__AIM__: Copy, from the entries below, each line where the word "mode" can be found.

__EXERCISE MATERIALS__:
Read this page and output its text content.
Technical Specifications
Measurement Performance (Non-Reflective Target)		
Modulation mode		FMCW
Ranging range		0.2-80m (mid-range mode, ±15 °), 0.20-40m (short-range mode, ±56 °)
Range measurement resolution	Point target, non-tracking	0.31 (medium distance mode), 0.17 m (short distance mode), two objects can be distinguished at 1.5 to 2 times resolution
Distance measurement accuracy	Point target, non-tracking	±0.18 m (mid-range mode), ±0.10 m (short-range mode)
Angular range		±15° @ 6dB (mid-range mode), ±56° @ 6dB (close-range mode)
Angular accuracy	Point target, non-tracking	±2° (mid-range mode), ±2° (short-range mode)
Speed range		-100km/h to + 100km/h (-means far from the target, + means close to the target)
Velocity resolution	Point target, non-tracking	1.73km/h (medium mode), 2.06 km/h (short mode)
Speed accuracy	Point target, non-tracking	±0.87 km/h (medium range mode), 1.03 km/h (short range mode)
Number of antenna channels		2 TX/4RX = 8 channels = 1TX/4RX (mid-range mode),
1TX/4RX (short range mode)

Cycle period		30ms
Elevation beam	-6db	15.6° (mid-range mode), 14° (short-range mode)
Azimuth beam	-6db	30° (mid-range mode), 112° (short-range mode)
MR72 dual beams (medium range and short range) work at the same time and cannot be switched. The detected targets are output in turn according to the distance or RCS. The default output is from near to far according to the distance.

__ANSWER TO THE TASK__:
Modulation mode		FMCW
Ranging range		0.2-80m (mid-range mode, ±15 °), 0.20-40m (short-range mode, ±56 °)
Range measurement resolution	Point target, non-tracking	0.31 (medium distance mode), 0.17 m (short distance mode), two objects can be distinguished at 1.5 to 2 times resolution
Distance measurement accuracy	Point target, non-tracking	±0.18 m (mid-range mode), ±0.10 m (short-range mode)
Angular range		±15° @ 6dB (mid-range mode), ±56° @ 6dB (close-range mode)
Angular accuracy	Point target, non-tracking	±2° (mid-range mode), ±2° (short-range mode)
Velocity resolution	Point target, non-tracking	1.73km/h (medium mode), 2.06 km/h (short mode)
Speed accuracy	Point target, non-tracking	±0.87 km/h (medium range mode), 1.03 km/h (short range mode)
Number of antenna channels		2 TX/4RX = 8 channels = 1TX/4RX (mid-range mode),
1TX/4RX (short range mode)
Elevation beam	-6db	15.6° (mid-range mode), 14° (short-range mode)
Azimuth beam	-6db	30° (mid-range mode), 112° (short-range mode)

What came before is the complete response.